>>>>
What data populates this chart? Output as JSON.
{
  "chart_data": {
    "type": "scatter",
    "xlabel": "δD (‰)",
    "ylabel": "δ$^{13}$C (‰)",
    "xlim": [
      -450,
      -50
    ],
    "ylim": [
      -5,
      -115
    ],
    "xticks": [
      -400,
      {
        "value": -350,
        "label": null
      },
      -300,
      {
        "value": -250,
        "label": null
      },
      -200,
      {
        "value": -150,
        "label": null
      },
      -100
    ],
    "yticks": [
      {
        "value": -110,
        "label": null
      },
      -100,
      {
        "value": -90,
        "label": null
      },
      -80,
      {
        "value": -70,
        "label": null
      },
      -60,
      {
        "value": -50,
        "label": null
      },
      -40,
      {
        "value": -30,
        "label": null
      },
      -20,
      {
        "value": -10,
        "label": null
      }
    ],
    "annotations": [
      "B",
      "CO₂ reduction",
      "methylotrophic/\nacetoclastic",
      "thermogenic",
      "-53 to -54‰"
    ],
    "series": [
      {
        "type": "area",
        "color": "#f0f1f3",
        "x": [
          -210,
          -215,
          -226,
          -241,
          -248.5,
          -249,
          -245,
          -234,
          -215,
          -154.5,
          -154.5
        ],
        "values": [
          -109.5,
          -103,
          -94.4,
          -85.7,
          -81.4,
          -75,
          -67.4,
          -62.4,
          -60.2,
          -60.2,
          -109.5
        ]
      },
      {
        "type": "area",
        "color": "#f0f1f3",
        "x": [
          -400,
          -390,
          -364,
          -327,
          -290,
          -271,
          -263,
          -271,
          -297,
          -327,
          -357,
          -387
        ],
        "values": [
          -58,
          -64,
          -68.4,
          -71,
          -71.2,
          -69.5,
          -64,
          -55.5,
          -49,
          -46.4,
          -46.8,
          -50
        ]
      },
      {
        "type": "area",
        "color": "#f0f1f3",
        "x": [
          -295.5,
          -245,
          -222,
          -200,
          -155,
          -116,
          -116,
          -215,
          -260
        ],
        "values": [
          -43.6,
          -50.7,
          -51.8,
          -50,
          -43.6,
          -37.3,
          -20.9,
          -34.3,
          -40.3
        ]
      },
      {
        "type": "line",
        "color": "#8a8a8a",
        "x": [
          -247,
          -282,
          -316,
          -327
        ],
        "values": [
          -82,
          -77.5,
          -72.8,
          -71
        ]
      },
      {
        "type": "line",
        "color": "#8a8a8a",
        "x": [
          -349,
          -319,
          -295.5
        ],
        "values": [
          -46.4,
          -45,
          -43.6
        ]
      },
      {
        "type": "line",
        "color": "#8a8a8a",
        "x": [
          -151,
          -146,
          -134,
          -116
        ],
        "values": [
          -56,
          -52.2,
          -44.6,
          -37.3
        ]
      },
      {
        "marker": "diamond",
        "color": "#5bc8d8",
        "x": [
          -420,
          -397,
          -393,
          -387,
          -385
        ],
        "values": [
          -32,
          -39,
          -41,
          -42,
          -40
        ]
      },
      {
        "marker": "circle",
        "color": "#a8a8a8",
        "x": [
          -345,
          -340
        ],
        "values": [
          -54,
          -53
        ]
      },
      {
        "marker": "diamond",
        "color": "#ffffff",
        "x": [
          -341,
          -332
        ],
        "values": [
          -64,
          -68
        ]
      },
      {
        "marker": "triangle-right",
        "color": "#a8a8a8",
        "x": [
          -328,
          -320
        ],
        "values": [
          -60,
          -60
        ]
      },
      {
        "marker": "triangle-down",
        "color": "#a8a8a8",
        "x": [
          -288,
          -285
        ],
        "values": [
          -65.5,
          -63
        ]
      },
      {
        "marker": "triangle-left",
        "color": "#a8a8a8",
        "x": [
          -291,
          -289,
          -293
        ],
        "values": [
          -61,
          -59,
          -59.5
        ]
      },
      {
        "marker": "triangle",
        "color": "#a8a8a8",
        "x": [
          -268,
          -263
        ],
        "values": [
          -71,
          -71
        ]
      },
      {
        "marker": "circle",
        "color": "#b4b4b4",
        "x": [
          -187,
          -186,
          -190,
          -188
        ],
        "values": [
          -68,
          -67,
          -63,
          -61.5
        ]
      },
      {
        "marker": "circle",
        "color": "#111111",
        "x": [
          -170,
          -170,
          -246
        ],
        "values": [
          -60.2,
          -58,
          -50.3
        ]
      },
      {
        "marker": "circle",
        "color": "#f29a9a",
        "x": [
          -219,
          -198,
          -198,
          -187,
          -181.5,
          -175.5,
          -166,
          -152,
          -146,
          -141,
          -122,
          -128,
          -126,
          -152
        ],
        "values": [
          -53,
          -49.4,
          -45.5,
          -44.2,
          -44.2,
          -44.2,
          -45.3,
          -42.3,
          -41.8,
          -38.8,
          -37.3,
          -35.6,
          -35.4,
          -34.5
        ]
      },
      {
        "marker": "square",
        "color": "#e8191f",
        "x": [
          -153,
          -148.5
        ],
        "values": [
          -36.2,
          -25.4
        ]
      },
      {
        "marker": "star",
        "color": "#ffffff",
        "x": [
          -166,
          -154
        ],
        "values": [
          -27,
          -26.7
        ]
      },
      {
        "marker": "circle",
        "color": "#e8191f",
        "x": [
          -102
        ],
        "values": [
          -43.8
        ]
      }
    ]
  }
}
<<<<
• Instruction
Set down the material above again, word for word.

• Result of this exercise
What data populates this chart? Output as JSON.
{
  "chart_data": {
    "type": "scatter",
    "xlabel": "δD (‰)",
    "ylabel": "δ$^{13}$C (‰)",
    "xlim": [
      -450,
      -50
    ],
    "ylim": [
      -5,
      -115
    ],
    "xticks": [
      -400,
      {
        "value": -350,
        "label": null
      },
      -300,
      {
        "value": -250,
        "label": null
      },
      -200,
      {
        "value": -150,
        "label": null
      },
      -100
    ],
    "yticks": [
      {
        "value": -110,
        "label": null
      },
      -100,
      {
        "value": -90,
        "label": null
      },
      -80,
      {
        "value": -70,
        "label": null
      },
      -60,
      {
        "value": -50,
        "label": null
      },
      -40,
      {
        "value": -30,
        "label": null
      },
      -20,
      {
        "value": -10,
        "label": null
      }
    ],
    "annotations": [
      "B",
      "CO₂ reduction",
      "methylotrophic/\nacetoclastic",
      "thermogenic",
      "-53 to -54‰"
    ],
    "series": [
      {
        "type": "area",
        "color": "#f0f1f3",
        "x": [
          -210,
          -215,
          -226,
          -241,
          -248.5,
          -249,
          -245,
          -234,
          -215,
          -154.5,
          -154.5
        ],
        "values": [
          -109.5,
          -103,
          -94.4,
          -85.7,
          -81.4,
          -75,
          -67.4,
          -62.4,
          -60.2,
          -60.2,
          -109.5
        ]
      },
      {
        "type": "area",
        "color": "#f0f1f3",
        "x": [
          -400,
          -390,
          -364,
          -327,
          -290,
          -271,
          -263,
          -271,
          -297,
          -327,
          -357,
          -387
        ],
        "values": [
          -58,
          -64,
          -68.4,
          -71,
          -71.2,
          -69.5,
          -64,
          -55.5,
          -49,
          -46.4,
          -46.8,
          -50
        ]
      },
      {
        "type": "area",
        "color": "#f0f1f3",
        "x": [
          -295.5,
          -245,
          -222,
          -200,
          -155,
          -116,
          -116,
          -215,
          -260
        ],
        "values": [
          -43.6,
          -50.7,
          -51.8,
          -50,
          -43.6,
          -37.3,
          -20.9,
          -34.3,
          -40.3
        ]
      },
      {
        "type": "line",
        "color": "#8a8a8a",
        "x": [
          -247,
          -282,
          -316,
          -327
        ],
        "values": [
          -82,
          -77.5,
          -72.8,
          -71
        ]
      },
      {
        "type": "line",
        "color": "#8a8a8a",
        "x": [
          -349,
          -319,
          -295.5
        ],
        "values": [
          -46.4,
          -45,
          -43.6
        ]
      },
      {
        "type": "line",
        "color": "#8a8a8a",
        "x": [
          -151,
          -146,
          -134,
          -116
        ],
        "values": [
          -56,
          -52.2,
          -44.6,
          -37.3
        ]
      },
      {
        "marker": "diamond",
        "color": "#5bc8d8",
        "x": [
          -420,
          -397,
          -393,
          -387,
          -385
        ],
        "values": [
          -32,
          -39,
          -41,
          -42,
          -40
        ]
      },
      {
        "marker": "circle",
        "color": "#a8a8a8",
        "x": [
          -345,
          -340
        ],
        "values": [
          -54,
          -53
        ]
      },
      {
        "marker": "diamond",
        "color": "#ffffff",
        "x": [
          -341,
          -332
        ],
        "values": [
          -64,
          -68
        ]
      },
      {
        "marker": "triangle-right",
        "color": "#a8a8a8",
        "x": [
          -328,
          -320
        ],
        "values": [
          -60,
          -60
        ]
      },
      {
        "marker": "triangle-down",
        "color": "#a8a8a8",
        "x": [
          -288,
          -285
        ],
        "values": [
          -65.5,
          -63
        ]
      },
      {
        "marker": "triangle-left",
        "color": "#a8a8a8",
        "x": [
          -291,
          -289,
          -293
        ],
        "values": [
          -61,
          -59,
          -59.5
        ]
      },
      {
        "marker": "triangle",
        "color": "#a8a8a8",
        "x": [
          -268,
          -263
        ],
        "values": [
          -71,
          -71
        ]
      },
      {
        "marker": "circle",
        "color": "#b4b4b4",
        "x": [
          -187,
          -186,
          -190,
          -188
        ],
        "values": [
          -68,
          -67,
          -63,
          -61.5
        ]
      },
      {
        "marker": "circle",
        "color": "#111111",
        "x": [
          -170,
          -170,
          -246
        ],
        "values": [
          -60.2,
          -58,
          -50.3
        ]
      },
      {
        "marker": "circle",
        "color": "#f29a9a",
        "x": [
          -219,
          -198,
          -198,
          -187,
          -181.5,
          -175.5,
          -166,
          -152,
          -146,
          -141,
          -122,
          -128,
          -126,
          -152
        ],
        "values": [
          -53,
          -49.4,
          -45.5,
          -44.2,
          -44.2,
          -44.2,
          -45.3,
          -42.3,
          -41.8,
          -38.8,
          -37.3,
          -35.6,
          -35.4,
          -34.5
        ]
      },
      {
        "marker": "square",
        "color": "#e8191f",
        "x": [
          -153,
          -148.5
        ],
        "values": [
          -36.2,
          -25.4
        ]
      },
      {
        "marker": "star",
        "color": "#ffffff",
        "x": [
          -166,
          -154
        ],
        "values": [
          -27,
          -26.7
        ]
      },
      {
        "marker": "circle",
        "color": "#e8191f",
        "x": [
          -102
        ],
        "values": [
          -43.8
        ]
      }
    ]
  }
}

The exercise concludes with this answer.